__EXERCISE__
Each record is to be printed again precisely as it reads.

Collected data entries:
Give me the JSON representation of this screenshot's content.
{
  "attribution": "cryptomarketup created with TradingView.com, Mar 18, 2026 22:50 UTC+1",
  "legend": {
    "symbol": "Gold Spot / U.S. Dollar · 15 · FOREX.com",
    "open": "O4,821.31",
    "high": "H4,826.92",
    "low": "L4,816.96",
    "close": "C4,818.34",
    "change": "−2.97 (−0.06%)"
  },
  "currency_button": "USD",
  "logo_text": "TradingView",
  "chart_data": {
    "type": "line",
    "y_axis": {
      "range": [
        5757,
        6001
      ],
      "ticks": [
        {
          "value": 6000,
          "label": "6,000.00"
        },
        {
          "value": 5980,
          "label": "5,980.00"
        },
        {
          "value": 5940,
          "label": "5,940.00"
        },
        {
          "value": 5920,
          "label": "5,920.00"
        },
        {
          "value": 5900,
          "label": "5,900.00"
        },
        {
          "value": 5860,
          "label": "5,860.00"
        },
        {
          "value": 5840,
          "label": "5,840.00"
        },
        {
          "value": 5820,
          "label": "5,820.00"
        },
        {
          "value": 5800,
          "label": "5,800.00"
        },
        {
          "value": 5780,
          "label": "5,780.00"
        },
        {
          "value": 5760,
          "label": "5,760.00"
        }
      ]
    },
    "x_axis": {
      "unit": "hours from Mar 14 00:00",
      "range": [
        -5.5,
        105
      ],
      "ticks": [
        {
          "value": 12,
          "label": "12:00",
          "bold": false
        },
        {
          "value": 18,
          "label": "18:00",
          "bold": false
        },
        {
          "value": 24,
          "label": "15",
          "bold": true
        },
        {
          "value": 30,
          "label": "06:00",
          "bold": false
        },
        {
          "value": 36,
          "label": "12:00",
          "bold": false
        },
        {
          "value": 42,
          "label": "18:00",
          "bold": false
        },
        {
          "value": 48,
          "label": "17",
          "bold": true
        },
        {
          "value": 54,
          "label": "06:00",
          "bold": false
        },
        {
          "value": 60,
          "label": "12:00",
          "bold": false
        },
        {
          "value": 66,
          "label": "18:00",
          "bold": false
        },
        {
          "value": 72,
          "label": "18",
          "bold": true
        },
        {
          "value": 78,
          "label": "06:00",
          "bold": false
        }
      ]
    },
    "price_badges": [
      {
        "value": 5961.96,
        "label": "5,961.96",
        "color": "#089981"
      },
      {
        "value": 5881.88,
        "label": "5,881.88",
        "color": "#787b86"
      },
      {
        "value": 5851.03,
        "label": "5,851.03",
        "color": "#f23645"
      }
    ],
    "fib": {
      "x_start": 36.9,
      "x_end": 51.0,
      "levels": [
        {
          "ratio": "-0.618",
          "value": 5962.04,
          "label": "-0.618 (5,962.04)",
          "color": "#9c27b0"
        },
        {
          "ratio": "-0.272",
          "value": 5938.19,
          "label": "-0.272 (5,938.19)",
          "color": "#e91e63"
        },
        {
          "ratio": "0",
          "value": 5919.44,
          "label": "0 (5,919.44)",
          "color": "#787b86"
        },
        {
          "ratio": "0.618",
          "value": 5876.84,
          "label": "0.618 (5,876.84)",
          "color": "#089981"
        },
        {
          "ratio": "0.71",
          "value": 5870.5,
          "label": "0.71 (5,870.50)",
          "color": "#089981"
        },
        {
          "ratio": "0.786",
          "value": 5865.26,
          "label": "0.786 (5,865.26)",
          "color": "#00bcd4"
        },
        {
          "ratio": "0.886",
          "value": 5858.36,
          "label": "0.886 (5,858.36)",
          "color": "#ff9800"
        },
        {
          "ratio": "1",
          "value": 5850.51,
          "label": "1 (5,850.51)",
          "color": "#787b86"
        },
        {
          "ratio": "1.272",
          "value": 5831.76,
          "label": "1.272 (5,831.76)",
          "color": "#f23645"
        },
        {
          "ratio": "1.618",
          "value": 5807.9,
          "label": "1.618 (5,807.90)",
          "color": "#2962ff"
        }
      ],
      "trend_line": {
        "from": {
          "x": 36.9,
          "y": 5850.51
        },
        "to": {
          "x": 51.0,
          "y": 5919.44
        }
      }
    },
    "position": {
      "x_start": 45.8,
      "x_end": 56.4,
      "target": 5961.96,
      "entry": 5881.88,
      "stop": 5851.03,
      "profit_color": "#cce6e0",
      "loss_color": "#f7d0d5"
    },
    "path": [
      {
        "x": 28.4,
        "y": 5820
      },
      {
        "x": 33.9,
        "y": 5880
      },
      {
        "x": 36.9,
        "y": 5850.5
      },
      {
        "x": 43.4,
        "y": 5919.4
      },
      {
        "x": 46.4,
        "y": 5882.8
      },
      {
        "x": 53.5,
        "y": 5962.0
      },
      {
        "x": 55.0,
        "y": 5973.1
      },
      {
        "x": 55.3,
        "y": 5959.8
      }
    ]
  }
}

__REPLY TO THE TASK__
Give me the JSON representation of this screenshot's content.
{
  "attribution": "cryptomarketup created with TradingView.com, Mar 18, 2026 22:50 UTC+1",
  "legend": {
    "symbol": "Gold Spot / U.S. Dollar · 15 · FOREX.com",
    "open": "O4,821.31",
    "high": "H4,826.92",
    "low": "L4,816.96",
    "close": "C4,818.34",
    "change": "−2.97 (−0.06%)"
  },
  "currency_button": "USD",
  "logo_text": "TradingView",
  "chart_data": {
    "type": "line",
    "y_axis": {
      "range": [
        5757,
        6001
      ],
      "ticks": [
        {
          "value": 6000,
          "label": "6,000.00"
        },
        {
          "value": 5980,
          "label": "5,980.00"
        },
        {
          "value": 5940,
          "label": "5,940.00"
        },
        {
          "value": 5920,
          "label": "5,920.00"
        },
        {
          "value": 5900,
          "label": "5,900.00"
        },
        {
          "value": 5860,
          "label": "5,860.00"
        },
        {
          "value": 5840,
          "label": "5,840.00"
        },
        {
          "value": 5820,
          "label": "5,820.00"
        },
        {
          "value": 5800,
          "label": "5,800.00"
        },
        {
          "value": 5780,
          "label": "5,780.00"
        },
        {
          "value": 5760,
          "label": "5,760.00"
        }
      ]
    },
    "x_axis": {
      "unit": "hours from Mar 14 00:00",
      "range": [
        -5.5,
        105
      ],
      "ticks": [
        {
          "value": 12,
          "label": "12:00",
          "bold": false
        },
        {
          "value": 18,
          "label": "18:00",
          "bold": false
        },
        {
          "value": 24,
          "label": "15",
          "bold": true
        },
        {
          "value": 30,
          "label": "06:00",
          "bold": false
        },
        {
          "value": 36,
          "label": "12:00",
          "bold": false
        },
        {
          "value": 42,
          "label": "18:00",
          "bold": false
        },
        {
          "value": 48,
          "label": "17",
          "bold": true
        },
        {
          "value": 54,
          "label": "06:00",
          "bold": false
        },
        {
          "value": 60,
          "label": "12:00",
          "bold": false
        },
        {
          "value": 66,
          "label": "18:00",
          "bold": false
        },
        {
          "value": 72,
          "label": "18",
          "bold": true
        },
        {
          "value": 78,
          "label": "06:00",
          "bold": false
        }
      ]
    },
    "price_badges": [
      {
        "value": 5961.96,
        "label": "5,961.96",
        "color": "#089981"
      },
      {
        "value": 5881.88,
        "label": "5,881.88",
        "color": "#787b86"
      },
      {
        "value": 5851.03,
        "label": "5,851.03",
        "color": "#f23645"
      }
    ],
    "fib": {
      "x_start": 36.9,
      "x_end": 51.0,
      "levels": [
        {
          "ratio": "-0.618",
          "value": 5962.04,
          "label": "-0.618 (5,962.04)",
          "color": "#9c27b0"
        },
        {
          "ratio": "-0.272",
          "value": 5938.19,
          "label": "-0.272 (5,938.19)",
          "color": "#e91e63"
        },
        {
          "ratio": "0",
          "value": 5919.44,
          "label": "0 (5,919.44)",
          "color": "#787b86"
        },
        {
          "ratio": "0.618",
          "value": 5876.84,
          "label": "0.618 (5,876.84)",
          "color": "#089981"
        },
        {
          "ratio": "0.71",
          "value": 5870.5,
          "label": "0.71 (5,870.50)",
          "color": "#089981"
        },
        {
          "ratio": "0.786",
          "value": 5865.26,
          "label": "0.786 (5,865.26)",
          "color": "#00bcd4"
        },
        {
          "ratio": "0.886",
          "value": 5858.36,
          "label": "0.886 (5,858.36)",
          "color": "#ff9800"
        },
        {
          "ratio": "1",
          "value": 5850.51,
          "label": "1 (5,850.51)",
          "color": "#787b86"
        },
        {
          "ratio": "1.272",
          "value": 5831.76,
          "label": "1.272 (5,831.76)",
          "color": "#f23645"
        },
        {
          "ratio": "1.618",
          "value": 5807.9,
          "label": "1.618 (5,807.90)",
          "color": "#2962ff"
        }
      ],
      "trend_line": {
        "from": {
          "x": 36.9,
          "y": 5850.51
        },
        "to": {
          "x": 51.0,
          "y": 5919.44
        }
      }
    },
    "position": {
      "x_start": 45.8,
      "x_end": 56.4,
      "target": 5961.96,
      "entry": 5881.88,
      "stop": 5851.03,
      "profit_color": "#cce6e0",
      "loss_color": "#f7d0d5"
    },
    "path": [
      {
        "x": 28.4,
        "y": 5820
      },
      {
        "x": 33.9,
        "y": 5880
      },
      {
        "x": 36.9,
        "y": 5850.5
      },
      {
        "x": 43.4,
        "y": 5919.4
      },
      {
        "x": 46.4,
        "y": 5882.8
      },
      {
        "x": 53.5,
        "y": 5962.0
      },
      {
        "x": 55.0,
        "y": 5973.1
      },
      {
        "x": 55.3,
        "y": 5959.8
      }
    ]
  }
}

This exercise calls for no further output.